• _INSTRUCTIONS TO FOLLOW_: Restate each of the lines given below, word for word.

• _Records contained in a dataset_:
** begin **

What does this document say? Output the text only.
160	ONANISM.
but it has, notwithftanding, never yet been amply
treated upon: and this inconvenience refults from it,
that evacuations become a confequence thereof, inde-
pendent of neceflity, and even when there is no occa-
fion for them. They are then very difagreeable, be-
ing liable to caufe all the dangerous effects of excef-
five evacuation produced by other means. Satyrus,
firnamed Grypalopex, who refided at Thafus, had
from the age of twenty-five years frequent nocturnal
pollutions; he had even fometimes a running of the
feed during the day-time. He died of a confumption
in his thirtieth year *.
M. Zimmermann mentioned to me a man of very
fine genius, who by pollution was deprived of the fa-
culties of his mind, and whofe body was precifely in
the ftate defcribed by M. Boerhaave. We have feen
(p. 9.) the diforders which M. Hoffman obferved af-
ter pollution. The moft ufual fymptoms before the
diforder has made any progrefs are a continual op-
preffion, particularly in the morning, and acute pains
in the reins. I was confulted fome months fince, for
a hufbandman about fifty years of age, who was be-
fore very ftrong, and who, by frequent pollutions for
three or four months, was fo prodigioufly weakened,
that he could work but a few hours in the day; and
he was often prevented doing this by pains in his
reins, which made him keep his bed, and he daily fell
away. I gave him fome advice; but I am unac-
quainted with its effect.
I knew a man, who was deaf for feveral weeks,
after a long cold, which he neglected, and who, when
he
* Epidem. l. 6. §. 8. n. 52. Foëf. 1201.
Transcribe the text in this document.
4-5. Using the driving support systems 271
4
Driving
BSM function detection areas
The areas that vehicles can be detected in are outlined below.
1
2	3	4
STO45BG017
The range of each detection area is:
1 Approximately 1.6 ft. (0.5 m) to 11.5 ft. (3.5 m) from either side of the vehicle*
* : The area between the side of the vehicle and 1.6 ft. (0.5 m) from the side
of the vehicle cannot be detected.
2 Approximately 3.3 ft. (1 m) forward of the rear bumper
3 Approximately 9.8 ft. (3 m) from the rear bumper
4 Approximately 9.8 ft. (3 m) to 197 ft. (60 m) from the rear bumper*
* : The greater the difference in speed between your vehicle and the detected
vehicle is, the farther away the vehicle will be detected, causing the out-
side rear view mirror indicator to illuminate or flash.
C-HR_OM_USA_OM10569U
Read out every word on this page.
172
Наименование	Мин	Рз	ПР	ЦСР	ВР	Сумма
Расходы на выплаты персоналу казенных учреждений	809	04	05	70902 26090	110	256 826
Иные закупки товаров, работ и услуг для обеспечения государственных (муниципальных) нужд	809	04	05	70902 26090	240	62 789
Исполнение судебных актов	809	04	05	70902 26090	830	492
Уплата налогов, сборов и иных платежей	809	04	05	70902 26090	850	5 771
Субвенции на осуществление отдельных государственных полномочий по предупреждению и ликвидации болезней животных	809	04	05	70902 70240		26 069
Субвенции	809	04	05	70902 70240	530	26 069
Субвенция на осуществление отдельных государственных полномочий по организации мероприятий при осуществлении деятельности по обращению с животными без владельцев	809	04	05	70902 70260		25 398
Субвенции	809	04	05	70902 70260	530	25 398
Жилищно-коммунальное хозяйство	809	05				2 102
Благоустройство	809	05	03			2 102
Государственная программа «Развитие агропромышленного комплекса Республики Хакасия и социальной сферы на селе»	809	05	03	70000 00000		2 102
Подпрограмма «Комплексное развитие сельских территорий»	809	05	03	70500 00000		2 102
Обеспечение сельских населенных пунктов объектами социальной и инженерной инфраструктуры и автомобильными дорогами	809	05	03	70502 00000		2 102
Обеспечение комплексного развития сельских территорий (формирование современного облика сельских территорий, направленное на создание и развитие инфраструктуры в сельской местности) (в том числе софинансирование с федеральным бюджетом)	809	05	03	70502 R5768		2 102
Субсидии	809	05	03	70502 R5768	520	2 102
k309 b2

** end **

• _PROBLEM SOLUTION_:
What does this document say? Output the text only.
160	ONANISM.
but it has, notwithftanding, never yet been amply
treated upon: and this inconvenience refults from it,
that evacuations become a confequence thereof, inde-
pendent of neceflity, and even when there is no occa-
fion for them. They are then very difagreeable, be-
ing liable to caufe all the dangerous effects of excef-
five evacuation produced by other means. Satyrus,
firnamed Grypalopex, who refided at Thafus, had
from the age of twenty-five years frequent nocturnal
pollutions; he had even fometimes a running of the
feed during the day-time. He died of a confumption
in his thirtieth year *.
M. Zimmermann mentioned to me a man of very
fine genius, who by pollution was deprived of the fa-
culties of his mind, and whofe body was precifely in
the ftate defcribed by M. Boerhaave. We have feen
(p. 9.) the diforders which M. Hoffman obferved af-
ter pollution. The moft ufual fymptoms before the
diforder has made any progrefs are a continual op-
preffion, particularly in the morning, and acute pains
in the reins. I was confulted fome months fince, for
a hufbandman about fifty years of age, who was be-
fore very ftrong, and who, by frequent pollutions for
three or four months, was fo prodigioufly weakened,
that he could work but a few hours in the day; and
he was often prevented doing this by pains in his
reins, which made him keep his bed, and he daily fell
away. I gave him fome advice; but I am unac-
quainted with its effect.
I knew a man, who was deaf for feveral weeks,
after a long cold, which he neglected, and who, when
he
* Epidem. l. 6. §. 8. n. 52. Foëf. 1201.
Transcribe the text in this document.
4-5. Using the driving support systems 271
4
Driving
BSM function detection areas
The areas that vehicles can be detected in are outlined below.
1
2	3	4
STO45BG017
The range of each detection area is:
1 Approximately 1.6 ft. (0.5 m) to 11.5 ft. (3.5 m) from either side of the vehicle*
* : The area between the side of the vehicle and 1.6 ft. (0.5 m) from the side
of the vehicle cannot be detected.
2 Approximately 3.3 ft. (1 m) forward of the rear bumper
3 Approximately 9.8 ft. (3 m) from the rear bumper
4 Approximately 9.8 ft. (3 m) to 197 ft. (60 m) from the rear bumper*
* : The greater the difference in speed between your vehicle and the detected
vehicle is, the farther away the vehicle will be detected, causing the out-
side rear view mirror indicator to illuminate or flash.
C-HR_OM_USA_OM10569U
Read out every word on this page.
172
Наименование	Мин	Рз	ПР	ЦСР	ВР	Сумма
Расходы на выплаты персоналу казенных учреждений	809	04	05	70902 26090	110	256 826
Иные закупки товаров, работ и услуг для обеспечения государственных (муниципальных) нужд	809	04	05	70902 26090	240	62 789
Исполнение судебных актов	809	04	05	70902 26090	830	492
Уплата налогов, сборов и иных платежей	809	04	05	70902 26090	850	5 771
Субвенции на осуществление отдельных государственных полномочий по предупреждению и ликвидации болезней животных	809	04	05	70902 70240		26 069
Субвенции	809	04	05	70902 70240	530	26 069
Субвенция на осуществление отдельных государственных полномочий по организации мероприятий при осуществлении деятельности по обращению с животными без владельцев	809	04	05	70902 70260		25 398
Субвенции	809	04	05	70902 70260	530	25 398
Жилищно-коммунальное хозяйство	809	05				2 102
Благоустройство	809	05	03			2 102
Государственная программа «Развитие агропромышленного комплекса Республики Хакасия и социальной сферы на селе»	809	05	03	70000 00000		2 102
Подпрограмма «Комплексное развитие сельских территорий»	809	05	03	70500 00000		2 102
Обеспечение сельских населенных пунктов объектами социальной и инженерной инфраструктуры и автомобильными дорогами	809	05	03	70502 00000		2 102
Обеспечение комплексного развития сельских территорий (формирование современного облика сельских территорий, направленное на создание и развитие инфраструктуры в сельской местности) (в том числе софинансирование с федеральным бюджетом)	809	05	03	70502 R5768		2 102
Субсидии	809	05	03	70502 R5768	520	2 102
k309 b2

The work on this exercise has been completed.